• Exercise details: Find how many lines of the listing include the string "right", and report only that figure.

• Listed records:
>>>

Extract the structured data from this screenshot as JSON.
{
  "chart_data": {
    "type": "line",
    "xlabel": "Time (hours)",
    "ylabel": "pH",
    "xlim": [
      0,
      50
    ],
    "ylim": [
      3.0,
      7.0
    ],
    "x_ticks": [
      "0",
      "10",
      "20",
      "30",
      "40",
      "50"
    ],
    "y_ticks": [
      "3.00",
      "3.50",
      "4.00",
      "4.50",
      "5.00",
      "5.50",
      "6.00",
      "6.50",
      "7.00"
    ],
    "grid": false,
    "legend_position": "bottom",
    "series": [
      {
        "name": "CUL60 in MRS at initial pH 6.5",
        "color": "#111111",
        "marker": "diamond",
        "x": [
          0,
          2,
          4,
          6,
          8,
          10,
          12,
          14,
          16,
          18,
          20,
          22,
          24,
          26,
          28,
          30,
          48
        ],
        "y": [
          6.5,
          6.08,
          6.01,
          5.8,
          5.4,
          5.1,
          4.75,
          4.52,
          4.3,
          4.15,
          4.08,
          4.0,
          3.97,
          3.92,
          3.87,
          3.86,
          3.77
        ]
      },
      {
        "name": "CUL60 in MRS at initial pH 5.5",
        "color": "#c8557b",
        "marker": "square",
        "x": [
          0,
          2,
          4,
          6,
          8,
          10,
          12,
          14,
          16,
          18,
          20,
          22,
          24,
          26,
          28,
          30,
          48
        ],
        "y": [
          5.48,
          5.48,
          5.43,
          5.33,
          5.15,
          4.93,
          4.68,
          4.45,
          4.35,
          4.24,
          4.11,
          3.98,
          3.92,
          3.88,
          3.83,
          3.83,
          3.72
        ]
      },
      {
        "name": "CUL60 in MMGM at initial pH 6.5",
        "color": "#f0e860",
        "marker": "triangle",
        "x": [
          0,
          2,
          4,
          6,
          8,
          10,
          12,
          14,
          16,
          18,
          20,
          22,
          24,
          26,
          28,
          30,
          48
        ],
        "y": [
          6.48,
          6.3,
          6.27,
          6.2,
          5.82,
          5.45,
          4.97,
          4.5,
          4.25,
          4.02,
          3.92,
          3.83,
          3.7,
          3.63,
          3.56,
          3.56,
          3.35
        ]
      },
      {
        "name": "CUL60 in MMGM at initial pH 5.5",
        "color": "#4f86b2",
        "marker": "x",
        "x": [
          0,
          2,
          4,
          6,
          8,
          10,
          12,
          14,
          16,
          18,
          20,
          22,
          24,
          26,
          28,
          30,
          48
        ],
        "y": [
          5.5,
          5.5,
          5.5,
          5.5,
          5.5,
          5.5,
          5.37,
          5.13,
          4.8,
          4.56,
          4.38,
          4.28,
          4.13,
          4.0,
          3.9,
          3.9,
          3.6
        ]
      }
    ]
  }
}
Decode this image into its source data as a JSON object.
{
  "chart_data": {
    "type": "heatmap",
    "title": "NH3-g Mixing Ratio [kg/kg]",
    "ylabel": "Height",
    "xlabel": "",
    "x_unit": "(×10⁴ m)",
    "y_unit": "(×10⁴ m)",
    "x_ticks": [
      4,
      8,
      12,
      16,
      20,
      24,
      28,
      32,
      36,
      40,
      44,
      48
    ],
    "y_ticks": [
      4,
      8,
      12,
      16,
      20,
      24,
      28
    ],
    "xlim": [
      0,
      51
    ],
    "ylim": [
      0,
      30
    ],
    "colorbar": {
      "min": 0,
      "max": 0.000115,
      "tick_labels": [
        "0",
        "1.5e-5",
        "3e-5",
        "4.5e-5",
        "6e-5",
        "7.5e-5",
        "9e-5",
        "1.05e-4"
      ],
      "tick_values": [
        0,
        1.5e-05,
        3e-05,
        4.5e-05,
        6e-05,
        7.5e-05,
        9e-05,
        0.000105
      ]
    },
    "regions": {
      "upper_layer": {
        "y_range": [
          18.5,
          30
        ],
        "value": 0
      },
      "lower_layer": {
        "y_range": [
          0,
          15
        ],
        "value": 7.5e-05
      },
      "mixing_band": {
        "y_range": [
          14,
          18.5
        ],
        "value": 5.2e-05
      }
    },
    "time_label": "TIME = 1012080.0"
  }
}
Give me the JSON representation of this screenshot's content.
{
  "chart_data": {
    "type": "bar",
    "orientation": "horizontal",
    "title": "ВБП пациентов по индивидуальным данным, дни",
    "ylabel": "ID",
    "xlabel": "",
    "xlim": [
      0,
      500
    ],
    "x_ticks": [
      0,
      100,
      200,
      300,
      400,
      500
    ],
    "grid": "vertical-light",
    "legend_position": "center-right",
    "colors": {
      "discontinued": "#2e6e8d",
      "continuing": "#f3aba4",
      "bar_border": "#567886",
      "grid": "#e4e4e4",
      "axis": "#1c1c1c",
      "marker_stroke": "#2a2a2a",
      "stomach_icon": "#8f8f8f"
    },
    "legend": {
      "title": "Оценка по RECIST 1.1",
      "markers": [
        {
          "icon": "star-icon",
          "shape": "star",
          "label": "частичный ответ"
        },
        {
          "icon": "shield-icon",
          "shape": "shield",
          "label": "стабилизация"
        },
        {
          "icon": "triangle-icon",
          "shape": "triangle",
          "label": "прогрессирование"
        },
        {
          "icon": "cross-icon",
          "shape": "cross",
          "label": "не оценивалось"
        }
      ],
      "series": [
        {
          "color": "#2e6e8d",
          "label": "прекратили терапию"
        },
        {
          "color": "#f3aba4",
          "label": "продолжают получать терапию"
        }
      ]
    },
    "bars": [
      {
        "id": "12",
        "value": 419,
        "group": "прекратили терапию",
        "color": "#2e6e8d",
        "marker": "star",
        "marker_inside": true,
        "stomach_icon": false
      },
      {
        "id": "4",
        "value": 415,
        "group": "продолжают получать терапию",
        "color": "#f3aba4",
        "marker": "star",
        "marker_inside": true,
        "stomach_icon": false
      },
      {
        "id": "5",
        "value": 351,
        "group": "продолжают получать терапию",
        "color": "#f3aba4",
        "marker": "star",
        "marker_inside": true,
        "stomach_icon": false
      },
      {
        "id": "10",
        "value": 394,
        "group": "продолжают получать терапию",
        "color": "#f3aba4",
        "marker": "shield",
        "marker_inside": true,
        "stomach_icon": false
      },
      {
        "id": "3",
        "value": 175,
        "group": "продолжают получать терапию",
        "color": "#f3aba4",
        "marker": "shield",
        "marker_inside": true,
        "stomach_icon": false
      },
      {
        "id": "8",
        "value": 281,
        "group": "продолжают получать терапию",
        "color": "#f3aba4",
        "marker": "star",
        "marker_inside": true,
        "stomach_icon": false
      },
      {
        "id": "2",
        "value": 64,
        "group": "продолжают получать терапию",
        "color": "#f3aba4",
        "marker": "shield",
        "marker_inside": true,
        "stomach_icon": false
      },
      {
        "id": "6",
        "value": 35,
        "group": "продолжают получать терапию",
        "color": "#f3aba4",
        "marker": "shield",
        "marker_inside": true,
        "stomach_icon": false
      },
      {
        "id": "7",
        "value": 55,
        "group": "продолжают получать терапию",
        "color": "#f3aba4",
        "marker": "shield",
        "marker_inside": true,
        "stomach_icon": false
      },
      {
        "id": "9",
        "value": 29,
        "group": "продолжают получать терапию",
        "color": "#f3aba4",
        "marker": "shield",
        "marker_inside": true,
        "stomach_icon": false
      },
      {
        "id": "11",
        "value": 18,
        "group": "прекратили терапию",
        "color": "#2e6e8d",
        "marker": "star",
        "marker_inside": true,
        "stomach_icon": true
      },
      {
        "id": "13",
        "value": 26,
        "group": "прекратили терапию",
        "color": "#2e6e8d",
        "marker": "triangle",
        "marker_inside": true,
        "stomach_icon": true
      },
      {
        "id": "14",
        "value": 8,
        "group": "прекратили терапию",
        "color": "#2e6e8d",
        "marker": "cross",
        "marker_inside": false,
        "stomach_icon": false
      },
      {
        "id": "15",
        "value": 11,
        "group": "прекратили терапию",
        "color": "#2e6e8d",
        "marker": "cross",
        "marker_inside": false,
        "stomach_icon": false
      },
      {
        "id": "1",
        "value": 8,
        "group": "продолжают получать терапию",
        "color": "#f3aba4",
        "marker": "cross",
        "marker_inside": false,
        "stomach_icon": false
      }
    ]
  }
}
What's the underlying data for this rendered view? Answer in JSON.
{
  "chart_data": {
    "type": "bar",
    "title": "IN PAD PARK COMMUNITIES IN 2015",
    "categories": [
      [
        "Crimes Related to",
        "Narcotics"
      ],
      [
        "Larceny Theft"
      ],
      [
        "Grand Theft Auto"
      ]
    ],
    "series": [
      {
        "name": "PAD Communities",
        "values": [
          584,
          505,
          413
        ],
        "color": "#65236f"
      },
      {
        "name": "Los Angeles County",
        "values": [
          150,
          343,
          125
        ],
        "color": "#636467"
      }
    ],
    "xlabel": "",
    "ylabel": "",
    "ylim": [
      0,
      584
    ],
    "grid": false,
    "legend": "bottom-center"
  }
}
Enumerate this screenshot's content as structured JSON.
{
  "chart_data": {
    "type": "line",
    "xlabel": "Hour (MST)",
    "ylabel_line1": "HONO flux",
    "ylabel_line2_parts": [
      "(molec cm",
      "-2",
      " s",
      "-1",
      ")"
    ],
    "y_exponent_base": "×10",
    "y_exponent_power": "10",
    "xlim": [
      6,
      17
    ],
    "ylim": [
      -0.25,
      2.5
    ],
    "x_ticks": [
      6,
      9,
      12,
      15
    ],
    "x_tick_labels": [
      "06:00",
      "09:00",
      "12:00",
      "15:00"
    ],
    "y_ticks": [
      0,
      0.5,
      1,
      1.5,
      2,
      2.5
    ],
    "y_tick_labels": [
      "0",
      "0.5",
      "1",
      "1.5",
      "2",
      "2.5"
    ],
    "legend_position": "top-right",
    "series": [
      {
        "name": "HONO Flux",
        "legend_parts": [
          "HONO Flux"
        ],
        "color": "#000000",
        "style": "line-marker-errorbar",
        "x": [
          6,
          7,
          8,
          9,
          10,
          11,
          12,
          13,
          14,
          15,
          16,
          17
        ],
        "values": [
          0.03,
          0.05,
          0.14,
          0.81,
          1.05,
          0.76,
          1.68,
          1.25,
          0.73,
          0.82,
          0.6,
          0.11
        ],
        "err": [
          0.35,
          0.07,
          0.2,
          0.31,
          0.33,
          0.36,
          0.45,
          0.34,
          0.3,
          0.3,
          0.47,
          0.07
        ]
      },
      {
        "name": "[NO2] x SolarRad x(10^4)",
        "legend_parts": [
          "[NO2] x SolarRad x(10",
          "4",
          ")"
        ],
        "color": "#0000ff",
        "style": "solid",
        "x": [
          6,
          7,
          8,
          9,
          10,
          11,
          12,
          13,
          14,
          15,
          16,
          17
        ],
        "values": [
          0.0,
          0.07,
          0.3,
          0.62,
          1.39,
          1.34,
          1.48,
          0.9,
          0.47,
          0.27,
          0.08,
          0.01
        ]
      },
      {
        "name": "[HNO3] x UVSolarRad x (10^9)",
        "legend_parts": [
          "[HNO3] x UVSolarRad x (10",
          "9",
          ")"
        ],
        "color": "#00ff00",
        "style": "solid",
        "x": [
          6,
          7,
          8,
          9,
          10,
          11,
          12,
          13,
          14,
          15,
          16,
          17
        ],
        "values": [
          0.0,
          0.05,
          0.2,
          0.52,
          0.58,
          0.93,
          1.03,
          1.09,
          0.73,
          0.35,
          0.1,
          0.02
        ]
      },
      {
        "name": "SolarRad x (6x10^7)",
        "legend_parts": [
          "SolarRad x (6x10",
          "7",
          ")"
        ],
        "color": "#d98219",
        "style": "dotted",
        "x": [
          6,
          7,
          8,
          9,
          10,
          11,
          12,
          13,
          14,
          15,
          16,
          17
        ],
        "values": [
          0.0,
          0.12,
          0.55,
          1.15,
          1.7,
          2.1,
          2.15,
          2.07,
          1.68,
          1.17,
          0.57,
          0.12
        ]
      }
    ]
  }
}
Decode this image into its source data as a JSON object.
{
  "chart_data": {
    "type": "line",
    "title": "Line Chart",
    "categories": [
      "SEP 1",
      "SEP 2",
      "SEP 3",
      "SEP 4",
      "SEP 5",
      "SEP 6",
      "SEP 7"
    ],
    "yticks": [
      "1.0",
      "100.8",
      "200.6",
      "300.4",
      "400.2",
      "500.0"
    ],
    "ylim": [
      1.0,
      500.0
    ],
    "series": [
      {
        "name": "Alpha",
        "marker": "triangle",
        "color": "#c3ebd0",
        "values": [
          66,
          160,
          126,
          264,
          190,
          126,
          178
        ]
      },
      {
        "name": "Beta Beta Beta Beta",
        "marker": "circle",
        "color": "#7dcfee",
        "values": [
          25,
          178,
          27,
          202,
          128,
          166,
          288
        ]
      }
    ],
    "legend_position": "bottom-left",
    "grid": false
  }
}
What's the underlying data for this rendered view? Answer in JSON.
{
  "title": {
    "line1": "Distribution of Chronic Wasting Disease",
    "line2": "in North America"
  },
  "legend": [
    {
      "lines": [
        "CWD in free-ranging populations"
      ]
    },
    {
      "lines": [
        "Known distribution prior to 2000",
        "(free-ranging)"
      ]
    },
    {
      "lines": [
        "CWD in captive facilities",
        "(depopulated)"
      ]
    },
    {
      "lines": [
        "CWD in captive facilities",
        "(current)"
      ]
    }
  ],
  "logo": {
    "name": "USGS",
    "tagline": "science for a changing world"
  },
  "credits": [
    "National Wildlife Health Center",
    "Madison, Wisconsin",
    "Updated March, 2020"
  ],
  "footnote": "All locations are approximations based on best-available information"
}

<<<

• Answer in full: 2